◆ **EXERCISE DESCRIPTION**:
Note how many lines hold "slave" and report that number by itself.

------------------------------------

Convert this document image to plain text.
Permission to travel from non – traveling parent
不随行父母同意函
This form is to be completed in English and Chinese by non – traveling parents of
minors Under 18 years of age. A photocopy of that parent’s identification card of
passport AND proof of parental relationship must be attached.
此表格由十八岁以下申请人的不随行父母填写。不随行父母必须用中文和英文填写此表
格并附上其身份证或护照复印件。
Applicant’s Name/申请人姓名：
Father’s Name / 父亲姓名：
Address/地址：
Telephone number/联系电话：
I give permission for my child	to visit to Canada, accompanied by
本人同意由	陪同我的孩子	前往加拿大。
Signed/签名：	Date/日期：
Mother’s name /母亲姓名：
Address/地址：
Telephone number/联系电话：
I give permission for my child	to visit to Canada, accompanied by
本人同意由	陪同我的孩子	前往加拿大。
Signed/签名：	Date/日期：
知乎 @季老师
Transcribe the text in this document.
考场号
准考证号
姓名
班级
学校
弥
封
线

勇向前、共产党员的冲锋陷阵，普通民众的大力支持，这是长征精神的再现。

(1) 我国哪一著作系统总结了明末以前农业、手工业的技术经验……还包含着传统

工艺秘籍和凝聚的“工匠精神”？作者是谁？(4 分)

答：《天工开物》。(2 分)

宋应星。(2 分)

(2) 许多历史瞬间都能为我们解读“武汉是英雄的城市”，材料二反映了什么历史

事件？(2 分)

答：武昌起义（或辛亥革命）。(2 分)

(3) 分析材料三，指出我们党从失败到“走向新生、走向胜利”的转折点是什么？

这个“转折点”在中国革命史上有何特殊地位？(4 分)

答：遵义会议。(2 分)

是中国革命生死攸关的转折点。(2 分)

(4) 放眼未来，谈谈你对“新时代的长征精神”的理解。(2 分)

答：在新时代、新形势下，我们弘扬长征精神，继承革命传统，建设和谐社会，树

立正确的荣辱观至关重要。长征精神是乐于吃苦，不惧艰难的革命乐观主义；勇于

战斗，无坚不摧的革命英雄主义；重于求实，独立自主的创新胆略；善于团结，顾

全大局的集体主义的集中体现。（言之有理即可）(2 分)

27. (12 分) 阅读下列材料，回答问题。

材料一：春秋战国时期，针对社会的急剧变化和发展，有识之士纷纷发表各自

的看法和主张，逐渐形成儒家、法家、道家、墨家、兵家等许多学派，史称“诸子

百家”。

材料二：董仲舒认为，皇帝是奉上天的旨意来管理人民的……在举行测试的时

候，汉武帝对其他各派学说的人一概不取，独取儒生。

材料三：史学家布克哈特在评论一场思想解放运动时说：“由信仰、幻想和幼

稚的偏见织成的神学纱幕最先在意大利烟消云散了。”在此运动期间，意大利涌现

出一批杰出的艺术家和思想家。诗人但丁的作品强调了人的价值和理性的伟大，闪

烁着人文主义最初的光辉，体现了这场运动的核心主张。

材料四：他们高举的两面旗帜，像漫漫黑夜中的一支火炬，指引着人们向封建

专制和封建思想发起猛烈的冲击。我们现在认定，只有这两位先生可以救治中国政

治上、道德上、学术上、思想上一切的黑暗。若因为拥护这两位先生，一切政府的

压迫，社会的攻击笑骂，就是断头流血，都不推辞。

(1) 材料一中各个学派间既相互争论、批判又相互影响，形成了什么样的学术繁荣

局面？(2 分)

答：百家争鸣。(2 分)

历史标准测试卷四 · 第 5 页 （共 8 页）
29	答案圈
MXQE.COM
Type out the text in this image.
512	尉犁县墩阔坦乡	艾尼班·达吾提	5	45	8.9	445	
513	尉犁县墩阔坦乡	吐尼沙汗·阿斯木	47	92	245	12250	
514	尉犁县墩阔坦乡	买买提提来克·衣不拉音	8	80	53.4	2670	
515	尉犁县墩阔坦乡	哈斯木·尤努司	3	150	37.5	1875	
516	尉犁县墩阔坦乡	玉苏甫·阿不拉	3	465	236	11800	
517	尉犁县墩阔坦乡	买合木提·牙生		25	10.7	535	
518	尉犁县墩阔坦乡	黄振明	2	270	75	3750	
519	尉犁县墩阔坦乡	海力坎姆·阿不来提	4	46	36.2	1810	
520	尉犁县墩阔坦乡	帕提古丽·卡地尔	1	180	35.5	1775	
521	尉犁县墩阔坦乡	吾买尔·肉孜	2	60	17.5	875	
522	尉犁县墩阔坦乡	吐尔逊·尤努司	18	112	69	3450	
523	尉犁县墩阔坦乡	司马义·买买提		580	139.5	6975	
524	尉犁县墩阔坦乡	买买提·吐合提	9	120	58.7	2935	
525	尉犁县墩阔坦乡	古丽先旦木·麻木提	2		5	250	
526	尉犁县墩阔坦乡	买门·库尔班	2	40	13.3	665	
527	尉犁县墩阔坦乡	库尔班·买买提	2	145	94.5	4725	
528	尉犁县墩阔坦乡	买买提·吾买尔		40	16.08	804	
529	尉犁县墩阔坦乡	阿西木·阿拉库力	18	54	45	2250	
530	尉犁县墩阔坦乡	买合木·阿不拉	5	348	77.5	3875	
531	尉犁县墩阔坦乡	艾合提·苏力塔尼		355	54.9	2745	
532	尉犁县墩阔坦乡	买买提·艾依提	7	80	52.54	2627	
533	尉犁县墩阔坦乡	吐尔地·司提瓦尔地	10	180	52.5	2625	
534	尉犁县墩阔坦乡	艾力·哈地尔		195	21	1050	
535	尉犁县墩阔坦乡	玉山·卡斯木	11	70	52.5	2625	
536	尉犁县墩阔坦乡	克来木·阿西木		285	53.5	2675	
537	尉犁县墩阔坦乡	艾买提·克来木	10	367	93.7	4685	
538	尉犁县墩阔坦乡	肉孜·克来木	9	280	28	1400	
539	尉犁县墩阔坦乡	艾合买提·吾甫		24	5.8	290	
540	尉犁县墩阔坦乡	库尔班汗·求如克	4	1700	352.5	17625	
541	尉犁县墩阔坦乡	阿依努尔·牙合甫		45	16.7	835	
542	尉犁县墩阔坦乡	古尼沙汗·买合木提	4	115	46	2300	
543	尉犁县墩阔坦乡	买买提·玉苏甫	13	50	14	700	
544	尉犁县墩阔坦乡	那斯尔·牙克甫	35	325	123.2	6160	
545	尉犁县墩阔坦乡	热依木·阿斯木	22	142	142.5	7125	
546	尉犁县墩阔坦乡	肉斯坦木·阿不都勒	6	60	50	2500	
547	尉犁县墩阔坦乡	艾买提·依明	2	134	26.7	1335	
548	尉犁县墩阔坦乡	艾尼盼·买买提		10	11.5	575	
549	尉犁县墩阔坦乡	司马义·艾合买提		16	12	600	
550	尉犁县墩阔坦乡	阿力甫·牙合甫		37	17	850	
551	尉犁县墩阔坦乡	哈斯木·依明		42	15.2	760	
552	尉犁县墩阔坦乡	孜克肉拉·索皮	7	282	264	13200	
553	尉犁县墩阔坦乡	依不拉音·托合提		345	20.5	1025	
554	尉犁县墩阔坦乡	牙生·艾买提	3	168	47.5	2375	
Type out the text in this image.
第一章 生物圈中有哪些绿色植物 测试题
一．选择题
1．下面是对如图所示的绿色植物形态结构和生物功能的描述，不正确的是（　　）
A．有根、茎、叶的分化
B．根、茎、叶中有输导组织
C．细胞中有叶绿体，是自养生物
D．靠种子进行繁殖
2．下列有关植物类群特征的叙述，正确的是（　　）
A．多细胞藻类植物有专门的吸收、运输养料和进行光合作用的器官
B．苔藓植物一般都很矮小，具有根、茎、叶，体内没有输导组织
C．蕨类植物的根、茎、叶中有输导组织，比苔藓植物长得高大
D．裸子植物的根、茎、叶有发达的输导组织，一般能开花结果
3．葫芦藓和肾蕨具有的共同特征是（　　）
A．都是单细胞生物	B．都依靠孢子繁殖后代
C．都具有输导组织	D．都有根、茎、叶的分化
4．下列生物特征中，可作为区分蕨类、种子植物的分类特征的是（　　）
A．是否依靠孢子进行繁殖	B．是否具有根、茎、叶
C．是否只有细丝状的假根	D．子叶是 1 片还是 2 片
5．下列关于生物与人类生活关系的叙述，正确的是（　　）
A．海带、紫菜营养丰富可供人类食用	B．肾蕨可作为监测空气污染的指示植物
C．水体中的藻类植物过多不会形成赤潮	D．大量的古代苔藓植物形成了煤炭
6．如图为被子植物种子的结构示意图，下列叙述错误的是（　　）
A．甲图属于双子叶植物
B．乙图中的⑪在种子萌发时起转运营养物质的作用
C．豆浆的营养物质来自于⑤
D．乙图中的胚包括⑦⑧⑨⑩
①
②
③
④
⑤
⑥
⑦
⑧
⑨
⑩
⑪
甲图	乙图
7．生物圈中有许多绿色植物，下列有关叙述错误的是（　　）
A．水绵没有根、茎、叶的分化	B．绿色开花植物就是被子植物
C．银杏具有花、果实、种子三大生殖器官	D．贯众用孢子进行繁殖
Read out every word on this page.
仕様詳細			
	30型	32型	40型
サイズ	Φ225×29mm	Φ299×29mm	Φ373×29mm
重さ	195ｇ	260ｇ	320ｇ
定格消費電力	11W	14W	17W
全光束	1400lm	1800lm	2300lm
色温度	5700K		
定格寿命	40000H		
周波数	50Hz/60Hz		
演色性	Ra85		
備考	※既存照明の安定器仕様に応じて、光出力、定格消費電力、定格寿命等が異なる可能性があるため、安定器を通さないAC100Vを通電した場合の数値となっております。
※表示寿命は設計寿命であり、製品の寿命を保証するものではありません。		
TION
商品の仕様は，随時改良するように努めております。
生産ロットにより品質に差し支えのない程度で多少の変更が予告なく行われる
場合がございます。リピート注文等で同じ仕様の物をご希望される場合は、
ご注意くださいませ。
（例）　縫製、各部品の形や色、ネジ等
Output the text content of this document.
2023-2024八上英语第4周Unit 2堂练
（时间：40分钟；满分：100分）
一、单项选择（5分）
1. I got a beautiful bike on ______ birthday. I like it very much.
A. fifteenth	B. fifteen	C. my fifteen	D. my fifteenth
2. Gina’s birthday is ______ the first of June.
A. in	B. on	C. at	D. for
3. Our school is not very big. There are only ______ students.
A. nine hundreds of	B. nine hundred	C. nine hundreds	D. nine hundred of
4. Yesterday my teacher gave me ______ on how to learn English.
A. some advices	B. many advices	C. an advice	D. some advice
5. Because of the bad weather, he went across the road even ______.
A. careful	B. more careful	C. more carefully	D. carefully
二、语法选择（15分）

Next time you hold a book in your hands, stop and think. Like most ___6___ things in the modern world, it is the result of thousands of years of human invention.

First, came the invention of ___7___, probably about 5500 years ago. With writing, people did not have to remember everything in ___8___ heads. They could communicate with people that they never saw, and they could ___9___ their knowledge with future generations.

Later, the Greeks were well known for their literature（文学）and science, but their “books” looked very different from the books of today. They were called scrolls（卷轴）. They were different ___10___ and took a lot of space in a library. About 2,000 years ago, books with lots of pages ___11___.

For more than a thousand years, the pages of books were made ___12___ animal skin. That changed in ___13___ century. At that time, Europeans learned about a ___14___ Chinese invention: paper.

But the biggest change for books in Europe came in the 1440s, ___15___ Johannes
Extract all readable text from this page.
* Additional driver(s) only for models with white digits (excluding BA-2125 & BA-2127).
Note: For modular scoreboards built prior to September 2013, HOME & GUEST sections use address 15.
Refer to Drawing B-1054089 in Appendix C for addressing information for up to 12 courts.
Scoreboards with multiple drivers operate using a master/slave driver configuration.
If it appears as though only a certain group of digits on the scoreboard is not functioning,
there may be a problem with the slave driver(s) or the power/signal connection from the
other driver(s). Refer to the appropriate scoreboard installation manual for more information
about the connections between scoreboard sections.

------------------------------------

◆ **RESPONSE TO THIS TASK**:
2